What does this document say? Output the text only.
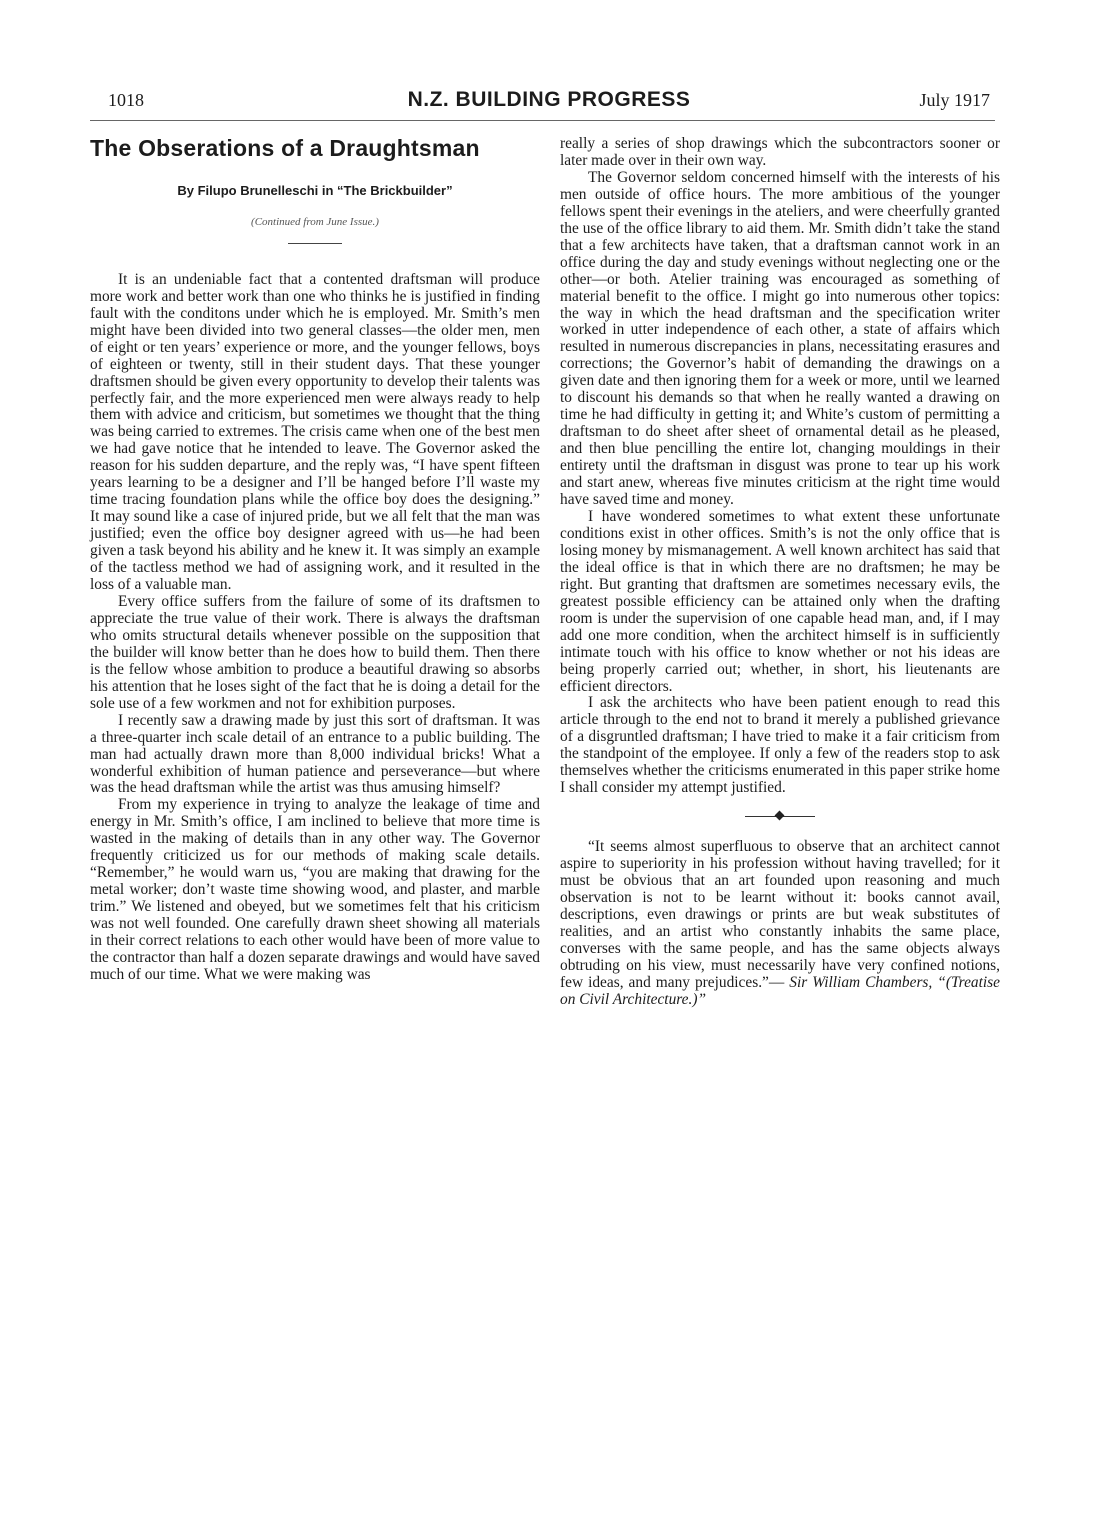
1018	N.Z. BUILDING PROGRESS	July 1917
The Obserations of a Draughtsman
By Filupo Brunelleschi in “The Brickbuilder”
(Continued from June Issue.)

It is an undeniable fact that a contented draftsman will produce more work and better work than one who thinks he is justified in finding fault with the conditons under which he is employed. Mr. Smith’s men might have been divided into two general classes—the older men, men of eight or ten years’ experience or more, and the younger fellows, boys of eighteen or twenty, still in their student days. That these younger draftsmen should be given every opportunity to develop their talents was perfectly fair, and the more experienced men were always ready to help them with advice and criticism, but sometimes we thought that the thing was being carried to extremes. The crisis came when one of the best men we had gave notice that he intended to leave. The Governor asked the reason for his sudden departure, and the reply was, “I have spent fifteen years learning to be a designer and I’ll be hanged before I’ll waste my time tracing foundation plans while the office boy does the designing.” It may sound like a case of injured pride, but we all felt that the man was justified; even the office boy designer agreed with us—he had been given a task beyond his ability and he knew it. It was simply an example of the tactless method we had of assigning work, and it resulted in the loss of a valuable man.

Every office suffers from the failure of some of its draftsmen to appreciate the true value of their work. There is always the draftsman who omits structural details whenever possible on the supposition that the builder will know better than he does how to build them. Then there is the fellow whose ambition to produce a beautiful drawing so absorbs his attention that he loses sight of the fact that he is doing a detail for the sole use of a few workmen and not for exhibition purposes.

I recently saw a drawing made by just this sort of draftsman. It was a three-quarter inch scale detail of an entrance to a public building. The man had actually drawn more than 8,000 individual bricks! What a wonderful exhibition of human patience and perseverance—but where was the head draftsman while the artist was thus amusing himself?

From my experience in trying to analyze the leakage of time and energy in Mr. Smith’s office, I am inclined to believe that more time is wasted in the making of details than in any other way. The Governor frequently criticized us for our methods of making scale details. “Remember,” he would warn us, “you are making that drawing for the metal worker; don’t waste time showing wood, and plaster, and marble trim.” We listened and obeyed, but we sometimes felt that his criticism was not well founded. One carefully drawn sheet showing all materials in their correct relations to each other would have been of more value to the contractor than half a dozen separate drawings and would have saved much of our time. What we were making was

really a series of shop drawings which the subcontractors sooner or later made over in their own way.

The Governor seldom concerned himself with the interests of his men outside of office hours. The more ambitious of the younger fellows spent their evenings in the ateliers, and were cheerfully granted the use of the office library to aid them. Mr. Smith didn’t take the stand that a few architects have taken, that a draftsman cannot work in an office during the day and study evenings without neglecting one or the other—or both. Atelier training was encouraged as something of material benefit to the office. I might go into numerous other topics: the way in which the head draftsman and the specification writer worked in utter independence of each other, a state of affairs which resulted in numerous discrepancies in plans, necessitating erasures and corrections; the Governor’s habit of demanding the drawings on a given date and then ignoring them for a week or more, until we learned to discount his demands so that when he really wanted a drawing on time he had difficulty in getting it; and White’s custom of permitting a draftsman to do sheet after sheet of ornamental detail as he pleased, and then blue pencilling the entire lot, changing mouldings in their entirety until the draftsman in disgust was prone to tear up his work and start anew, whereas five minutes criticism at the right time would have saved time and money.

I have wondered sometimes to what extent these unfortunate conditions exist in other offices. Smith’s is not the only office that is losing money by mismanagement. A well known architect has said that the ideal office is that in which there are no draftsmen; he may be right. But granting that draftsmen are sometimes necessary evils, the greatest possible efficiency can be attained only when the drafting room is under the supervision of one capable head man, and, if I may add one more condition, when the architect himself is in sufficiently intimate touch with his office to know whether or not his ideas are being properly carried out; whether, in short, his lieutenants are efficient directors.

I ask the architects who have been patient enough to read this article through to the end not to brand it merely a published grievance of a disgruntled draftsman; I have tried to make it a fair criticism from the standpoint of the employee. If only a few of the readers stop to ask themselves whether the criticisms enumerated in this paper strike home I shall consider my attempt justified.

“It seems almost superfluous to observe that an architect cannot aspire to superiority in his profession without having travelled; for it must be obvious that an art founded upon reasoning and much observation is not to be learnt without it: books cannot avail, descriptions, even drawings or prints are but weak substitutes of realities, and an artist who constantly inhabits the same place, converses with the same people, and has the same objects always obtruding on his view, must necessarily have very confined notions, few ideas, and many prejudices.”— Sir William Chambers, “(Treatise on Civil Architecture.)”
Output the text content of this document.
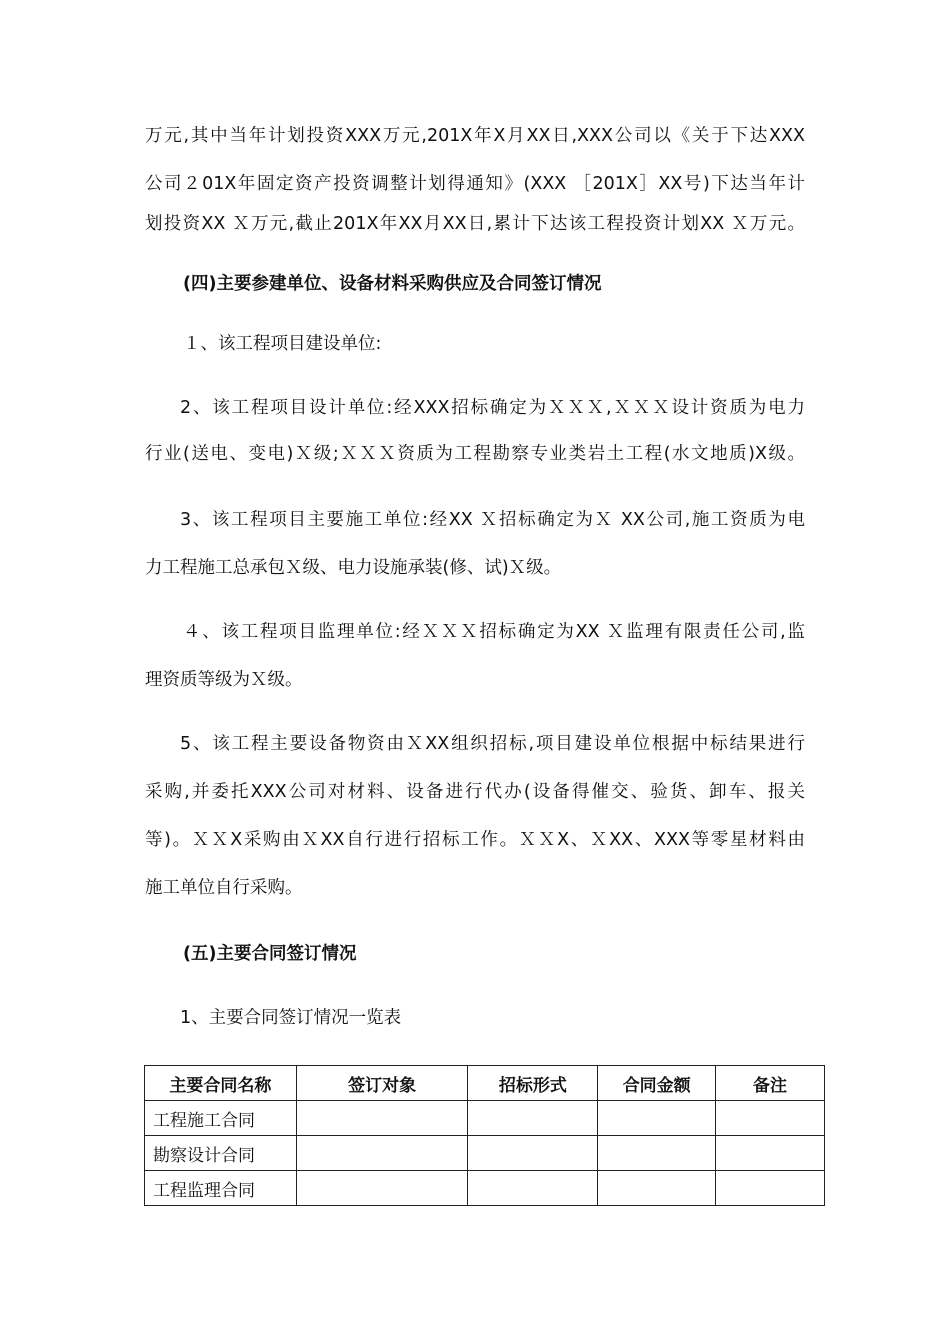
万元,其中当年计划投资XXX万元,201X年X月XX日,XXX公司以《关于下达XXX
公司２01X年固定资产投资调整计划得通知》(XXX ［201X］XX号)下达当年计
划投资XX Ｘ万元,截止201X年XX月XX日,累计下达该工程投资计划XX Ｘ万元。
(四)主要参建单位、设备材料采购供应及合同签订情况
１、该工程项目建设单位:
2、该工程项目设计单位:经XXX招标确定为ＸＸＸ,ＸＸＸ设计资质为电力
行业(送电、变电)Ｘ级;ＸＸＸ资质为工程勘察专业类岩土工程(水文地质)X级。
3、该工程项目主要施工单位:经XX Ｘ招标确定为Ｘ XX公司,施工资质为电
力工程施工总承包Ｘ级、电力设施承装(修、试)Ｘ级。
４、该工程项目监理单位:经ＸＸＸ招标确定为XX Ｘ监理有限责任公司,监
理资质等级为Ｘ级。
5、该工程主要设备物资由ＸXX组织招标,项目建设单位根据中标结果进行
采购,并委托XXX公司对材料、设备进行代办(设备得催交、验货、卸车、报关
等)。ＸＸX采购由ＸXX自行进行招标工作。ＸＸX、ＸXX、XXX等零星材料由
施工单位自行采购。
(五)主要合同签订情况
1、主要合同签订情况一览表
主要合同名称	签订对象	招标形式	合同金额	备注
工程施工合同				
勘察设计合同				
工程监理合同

**EXERCISE REQUIREMENTS**.
Omit the pictures, and please restate word for word the lines running from the line with "Output the text content of this document." to the end of the entries.

**OUTPUT BELOW**.
Output the text content of this document.
万元,其中当年计划投资XXX万元,201X年X月XX日,XXX公司以《关于下达XXX
公司２01X年固定资产投资调整计划得通知》(XXX ［201X］XX号)下达当年计
划投资XX Ｘ万元,截止201X年XX月XX日,累计下达该工程投资计划XX Ｘ万元。
(四)主要参建单位、设备材料采购供应及合同签订情况
１、该工程项目建设单位:
2、该工程项目设计单位:经XXX招标确定为ＸＸＸ,ＸＸＸ设计资质为电力
行业(送电、变电)Ｘ级;ＸＸＸ资质为工程勘察专业类岩土工程(水文地质)X级。
3、该工程项目主要施工单位:经XX Ｘ招标确定为Ｘ XX公司,施工资质为电
力工程施工总承包Ｘ级、电力设施承装(修、试)Ｘ级。
４、该工程项目监理单位:经ＸＸＸ招标确定为XX Ｘ监理有限责任公司,监
理资质等级为Ｘ级。
5、该工程主要设备物资由ＸXX组织招标,项目建设单位根据中标结果进行
采购,并委托XXX公司对材料、设备进行代办(设备得催交、验货、卸车、报关
等)。ＸＸX采购由ＸXX自行进行招标工作。ＸＸX、ＸXX、XXX等零星材料由
施工单位自行采购。
(五)主要合同签订情况
1、主要合同签订情况一览表
主要合同名称	签订对象	招标形式	合同金额	备注
工程施工合同				
勘察设计合同				
工程监理合同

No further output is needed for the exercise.